• **STATED EXERCISE**: Type out the complete listing below word for word, without its pictures.

• **EXTRACTED MATERIAL**:
<<<<

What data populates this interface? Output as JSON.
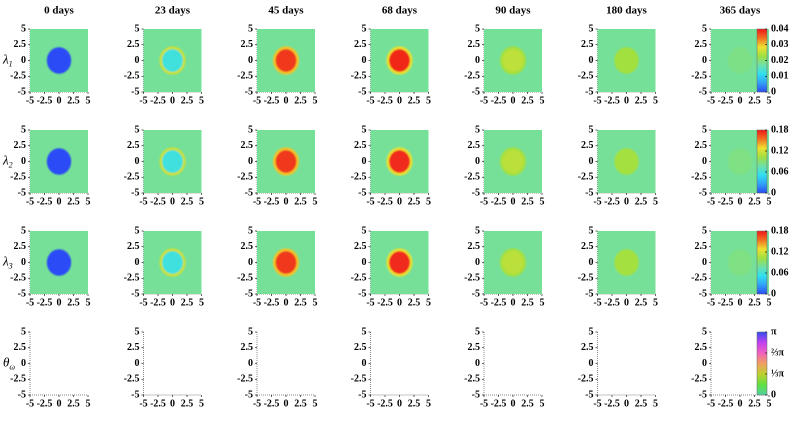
{
  "chart_data": {
    "type": "heatmap",
    "columns": [
      "0 days",
      "23 days",
      "45 days",
      "68 days",
      "90 days",
      "180 days",
      "365 days"
    ],
    "xlim": [
      -5,
      5
    ],
    "ylim": [
      -5,
      5
    ],
    "xticks": [
      -5,
      -2.5,
      0,
      2.5,
      5
    ],
    "yticks": [
      -5,
      -2.5,
      0,
      2.5,
      5
    ],
    "rows": [
      {
        "label": {
          "symbol": "λ",
          "subscript": "1"
        },
        "clim": [
          0,
          0.04
        ],
        "cticks": [
          0,
          0.01,
          0.02,
          0.03,
          0.04
        ],
        "colormap": [
          "#2a4cf5",
          "#30a0f5",
          "#30e0f0",
          "#6ee0a8",
          "#a0e040",
          "#f0e030",
          "#f07020",
          "#f01818"
        ],
        "background": 0.018,
        "center": [
          0,
          0.013,
          0.038,
          0.039,
          0.025,
          0.023,
          0.019
        ],
        "ring": [
          null,
          0.026,
          0.03,
          0.028,
          0.023,
          null,
          null
        ]
      },
      {
        "label": {
          "symbol": "λ",
          "subscript": "2"
        },
        "clim": [
          0,
          0.18
        ],
        "cticks": [
          0,
          0.06,
          0.12,
          0.18
        ],
        "colormap": [
          "#2a4cf5",
          "#30a0f5",
          "#30e0f0",
          "#6ee0a8",
          "#a0e040",
          "#f0e030",
          "#f07020",
          "#f01818"
        ],
        "background": 0.081,
        "center": [
          0,
          0.058,
          0.171,
          0.175,
          0.112,
          0.104,
          0.086
        ],
        "ring": [
          null,
          0.117,
          0.135,
          0.126,
          0.104,
          null,
          null
        ]
      },
      {
        "label": {
          "symbol": "λ",
          "subscript": "3"
        },
        "clim": [
          0,
          0.18
        ],
        "cticks": [
          0,
          0.06,
          0.12,
          0.18
        ],
        "colormap": [
          "#2a4cf5",
          "#30a0f5",
          "#30e0f0",
          "#6ee0a8",
          "#a0e040",
          "#f0e030",
          "#f07020",
          "#f01818"
        ],
        "background": 0.081,
        "center": [
          0,
          0.058,
          0.171,
          0.175,
          0.112,
          0.104,
          0.086
        ],
        "ring": [
          null,
          0.117,
          0.135,
          0.126,
          0.104,
          null,
          null
        ]
      },
      {
        "label": {
          "symbol": "θ",
          "subscript": "ω"
        },
        "clim": [
          0,
          3.14159
        ],
        "cticks": [
          0,
          {
            "value": 1.0472,
            "label": "⅓π"
          },
          {
            "value": 2.0944,
            "label": "⅔π"
          },
          {
            "value": 3.14159,
            "label": "π"
          }
        ],
        "colormap": [
          "#50d0a0",
          "#60e040",
          "#c0d030",
          "#f0a060",
          "#f060c0",
          "#c040f0",
          "#3050f0"
        ]
      }
    ]
  }
}
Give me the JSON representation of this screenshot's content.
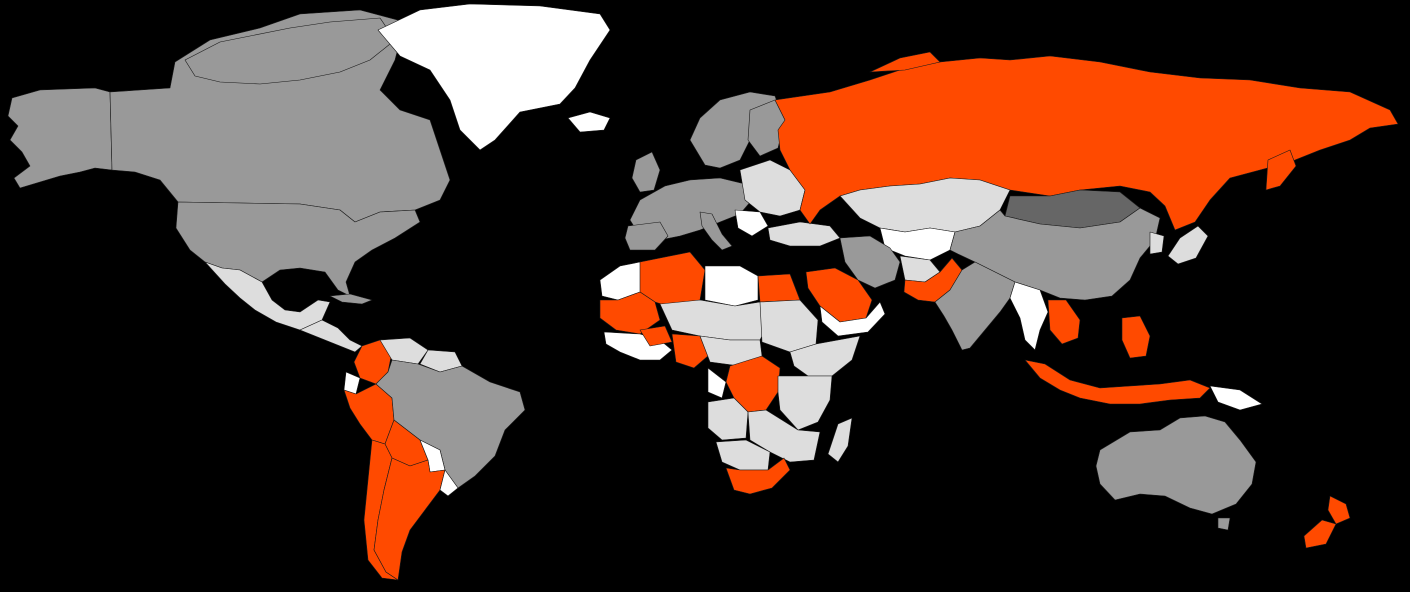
{
  "map": {
    "background": "#000000",
    "palette": {
      "highlight": "#ff4a00",
      "gray": "#999999",
      "light_gray": "#dddddd",
      "white": "#ffffff",
      "dark_gray": "#666666"
    }
  }
}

>>>>

• **THE RESULT**:
What data populates this interface? Output as JSON.
{
  "chart_data": {
    "type": "heatmap",
    "columns": [
      "0 days",
      "23 days",
      "45 days",
      "68 days",
      "90 days",
      "180 days",
      "365 days"
    ],
    "xlim": [
      -5,
      5
    ],
    "ylim": [
      -5,
      5
    ],
    "xticks": [
      -5,
      -2.5,
      0,
      2.5,
      5
    ],
    "yticks": [
      -5,
      -2.5,
      0,
      2.5,
      5
    ],
    "rows": [
      {
        "label": {
          "symbol": "λ",
          "subscript": "1"
        },
        "clim": [
          0,
          0.04
        ],
        "cticks": [
          0,
          0.01,
          0.02,
          0.03,
          0.04
        ],
        "colormap": [
          "#2a4cf5",
          "#30a0f5",
          "#30e0f0",
          "#6ee0a8",
          "#a0e040",
          "#f0e030",
          "#f07020",
          "#f01818"
        ],
        "background": 0.018,
        "center": [
          0,
          0.013,
          0.038,
          0.039,
          0.025,
          0.023,
          0.019
        ],
        "ring": [
          null,
          0.026,
          0.03,
          0.028,
          0.023,
          null,
          null
        ]
      },
      {
        "label": {
          "symbol": "λ",
          "subscript": "2"
        },
        "clim": [
          0,
          0.18
        ],
        "cticks": [
          0,
          0.06,
          0.12,
          0.18
        ],
        "colormap": [
          "#2a4cf5",
          "#30a0f5",
          "#30e0f0",
          "#6ee0a8",
          "#a0e040",
          "#f0e030",
          "#f07020",
          "#f01818"
        ],
        "background": 0.081,
        "center": [
          0,
          0.058,
          0.171,
          0.175,
          0.112,
          0.104,
          0.086
        ],
        "ring": [
          null,
          0.117,
          0.135,
          0.126,
          0.104,
          null,
          null
        ]
      },
      {
        "label": {
          "symbol": "λ",
          "subscript": "3"
        },
        "clim": [
          0,
          0.18
        ],
        "cticks": [
          0,
          0.06,
          0.12,
          0.18
        ],
        "colormap": [
          "#2a4cf5",
          "#30a0f5",
          "#30e0f0",
          "#6ee0a8",
          "#a0e040",
          "#f0e030",
          "#f07020",
          "#f01818"
        ],
        "background": 0.081,
        "center": [
          0,
          0.058,
          0.171,
          0.175,
          0.112,
          0.104,
          0.086
        ],
        "ring": [
          null,
          0.117,
          0.135,
          0.126,
          0.104,
          null,
          null
        ]
      },
      {
        "label": {
          "symbol": "θ",
          "subscript": "ω"
        },
        "clim": [
          0,
          3.14159
        ],
        "cticks": [
          0,
          {
            "value": 1.0472,
            "label": "⅓π"
          },
          {
            "value": 2.0944,
            "label": "⅔π"
          },
          {
            "value": 3.14159,
            "label": "π"
          }
        ],
        "colormap": [
          "#50d0a0",
          "#60e040",
          "#c0d030",
          "#f0a060",
          "#f060c0",
          "#c040f0",
          "#3050f0"
        ]
      }
    ]
  }
}
Give me the JSON representation of this screenshot's content.
{
  "map": {
    "background": "#000000",
    "palette": {
      "highlight": "#ff4a00",
      "gray": "#999999",
      "light_gray": "#dddddd",
      "white": "#ffffff",
      "dark_gray": "#666666"
    }
  }
}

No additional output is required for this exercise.